Text shown
Client Machine Configuration Files
Each machine running Kerberos must have a /etc/krb5.conf file.
(See krb5.conf.)
Also, for most UNIX systems, you must add the appropriate Kerberos
services to each client machine's /etc/services file. If you are
using the default configuration for Kerberos V5, you should be able
to just insert the following code:
#
# Note --- if you are using Kerberos V4 and you either:
#
# (a) haven't converted all your master or slave KDCs to V5, or
#
# (b) are worried about inter-realm interoperability with other KDC's
# that are still using V4
#
# you will need to switch the "kerberos" service to port 750 and create a
# "kerberos-sec" service on port 88.

(Entries drawn from a collection)
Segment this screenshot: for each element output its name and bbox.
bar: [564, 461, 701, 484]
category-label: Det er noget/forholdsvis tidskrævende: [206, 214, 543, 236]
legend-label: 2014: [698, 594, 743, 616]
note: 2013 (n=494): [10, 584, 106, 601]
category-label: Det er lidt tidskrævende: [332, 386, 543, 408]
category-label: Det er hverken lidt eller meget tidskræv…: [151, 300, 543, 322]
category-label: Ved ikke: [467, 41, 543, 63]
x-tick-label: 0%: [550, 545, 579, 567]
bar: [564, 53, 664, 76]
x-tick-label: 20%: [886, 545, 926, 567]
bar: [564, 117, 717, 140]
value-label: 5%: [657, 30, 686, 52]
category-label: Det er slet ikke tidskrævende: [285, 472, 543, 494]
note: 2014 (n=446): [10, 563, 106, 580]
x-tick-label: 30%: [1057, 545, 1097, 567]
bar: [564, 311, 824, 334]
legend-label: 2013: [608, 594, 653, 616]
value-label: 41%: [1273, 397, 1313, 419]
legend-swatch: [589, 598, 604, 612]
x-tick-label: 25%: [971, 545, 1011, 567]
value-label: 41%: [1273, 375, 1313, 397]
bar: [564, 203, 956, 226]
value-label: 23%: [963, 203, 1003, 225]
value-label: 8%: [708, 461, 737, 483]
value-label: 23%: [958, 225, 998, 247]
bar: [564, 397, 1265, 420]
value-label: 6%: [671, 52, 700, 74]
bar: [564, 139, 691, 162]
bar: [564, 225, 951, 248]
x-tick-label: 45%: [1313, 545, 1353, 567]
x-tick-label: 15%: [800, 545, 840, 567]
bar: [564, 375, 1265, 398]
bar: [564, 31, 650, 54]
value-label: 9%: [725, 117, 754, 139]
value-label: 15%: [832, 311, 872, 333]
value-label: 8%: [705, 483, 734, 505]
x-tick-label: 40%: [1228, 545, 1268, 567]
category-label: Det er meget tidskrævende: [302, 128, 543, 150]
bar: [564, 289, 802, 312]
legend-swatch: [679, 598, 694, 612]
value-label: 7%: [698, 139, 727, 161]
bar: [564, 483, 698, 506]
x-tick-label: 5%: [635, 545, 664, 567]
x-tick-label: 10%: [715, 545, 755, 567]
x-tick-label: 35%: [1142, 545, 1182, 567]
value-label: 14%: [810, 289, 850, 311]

Assigned task 1
Using the text on Kerberos client configuration files, decide whether each statement agrees with it. Answer yes or no and quote the words that decide it. (a) Every machine running Kerberos needs an /etc/krb5.conf file. (b) The note says to switch the "kerberos" service to port 88. (c) For most UNIX systems, Kerberos services must be added to each client machine's /etc/services file.
Assigned task 2
Write the next part of the text on Kerberos client configuration files, beginning after its final line.

Task result 1
(a) Yes: "Each machine running Kerberos must have a /etc/krb5.conf file."
(b) No: "you will need to switch the "kerberos" service to port 750 and create a "kerberos-sec" service on port 88."
(c) Yes: "for most UNIX systems, you must add the appropriate Kerberos services to each client machine's /etc/services file."

Task result 2
#
kerberos 88/udp kdc # Kerberos V5 KDC
kerberos 88/tcp kdc # Kerberos V5 KDC
klogin 543/tcp # Kerberos authenticated rlogin
kshell 544/tcp cmd # and remote shell
kerberos-adm 749/tcp # Kerberos 5 admin/changepw
kerberos-adm 749/udp # Kerberos 5 admin/changepw
krb5_prop 754/tcp # Kerberos slave propagation
eklogin 2105/tcp # Kerberos auth. & encrypted rlogin
krb524 4444/tcp # Kerberos 5 to 4 ticket translator
As described in the comments in the above code, if your master
KDC or any of your slave KDCs is running Kerberos V4, (or if you will be
authenticating to any Kerberos V4 KDCs in another realm) you will need
to switch the port number for kerberos to 750 and create a
kerberos-sec service (tcp and udp) on port 88, so the Kerberos
V4 KDC(s) will continue to work properly.